Provided records:
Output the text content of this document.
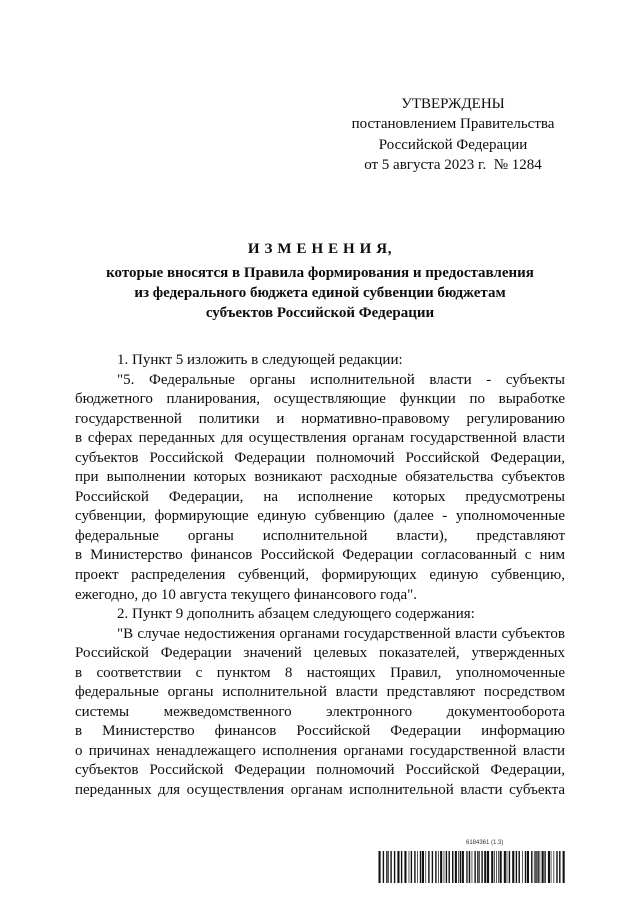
УТВЕРЖДЕНЫ
постановлением Правительства
Российской Федерации
от 5 августа 2023 г.  № 1284
И З М Е Н Е Н И Я,
которые вносятся в Правила формирования и предоставления
из федерального бюджета единой субвенции бюджетам
субъектов Российской Федерации
1. Пункт 5 изложить в следующей редакции:
"5. Федеральные органы исполнительной власти - субъекты
бюджетного планирования, осуществляющие функции по выработке
государственной политики и нормативно-правовому регулированию
в сферах переданных для осуществления органам государственной власти
субъектов Российской Федерации полномочий Российской Федерации,
при выполнении которых возникают расходные обязательства субъектов
Российской Федерации, на исполнение которых предусмотрены
субвенции, формирующие единую субвенцию (далее - уполномоченные
федеральные органы исполнительной власти), представляют
в Министерство финансов Российской Федерации согласованный с ним
проект распределения субвенций, формирующих единую субвенцию,
ежегодно, до 10 августа текущего финансового года".
2. Пункт 9 дополнить абзацем следующего содержания:
"В случае недостижения органами государственной власти субъектов
Российской Федерации значений целевых показателей, утвержденных
в соответствии с пунктом 8 настоящих Правил, уполномоченные
федеральные органы исполнительной власти представляют посредством
системы межведомственного электронного документооборота
в Министерство финансов Российской Федерации информацию
о причинах ненадлежащего исполнения органами государственной власти
субъектов Российской Федерации полномочий Российской Федерации,
переданных для осуществления органам исполнительной власти субъекта
6184361 (1.3)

Task description: Print out the whole of the material word for word, without pictures.

Exercise solution:
Output the text content of this document.
УТВЕРЖДЕНЫ
постановлением Правительства
Российской Федерации
от 5 августа 2023 г.  № 1284
И З М Е Н Е Н И Я,
которые вносятся в Правила формирования и предоставления
из федерального бюджета единой субвенции бюджетам
субъектов Российской Федерации
1. Пункт 5 изложить в следующей редакции:
"5. Федеральные органы исполнительной власти - субъекты
бюджетного планирования, осуществляющие функции по выработке
государственной политики и нормативно-правовому регулированию
в сферах переданных для осуществления органам государственной власти
субъектов Российской Федерации полномочий Российской Федерации,
при выполнении которых возникают расходные обязательства субъектов
Российской Федерации, на исполнение которых предусмотрены
субвенции, формирующие единую субвенцию (далее - уполномоченные
федеральные органы исполнительной власти), представляют
в Министерство финансов Российской Федерации согласованный с ним
проект распределения субвенций, формирующих единую субвенцию,
ежегодно, до 10 августа текущего финансового года".
2. Пункт 9 дополнить абзацем следующего содержания:
"В случае недостижения органами государственной власти субъектов
Российской Федерации значений целевых показателей, утвержденных
в соответствии с пунктом 8 настоящих Правил, уполномоченные
федеральные органы исполнительной власти представляют посредством
системы межведомственного электронного документооборота
в Министерство финансов Российской Федерации информацию
о причинах ненадлежащего исполнения органами государственной власти
субъектов Российской Федерации полномочий Российской Федерации,
переданных для осуществления органам исполнительной власти субъекта
6184361 (1.3)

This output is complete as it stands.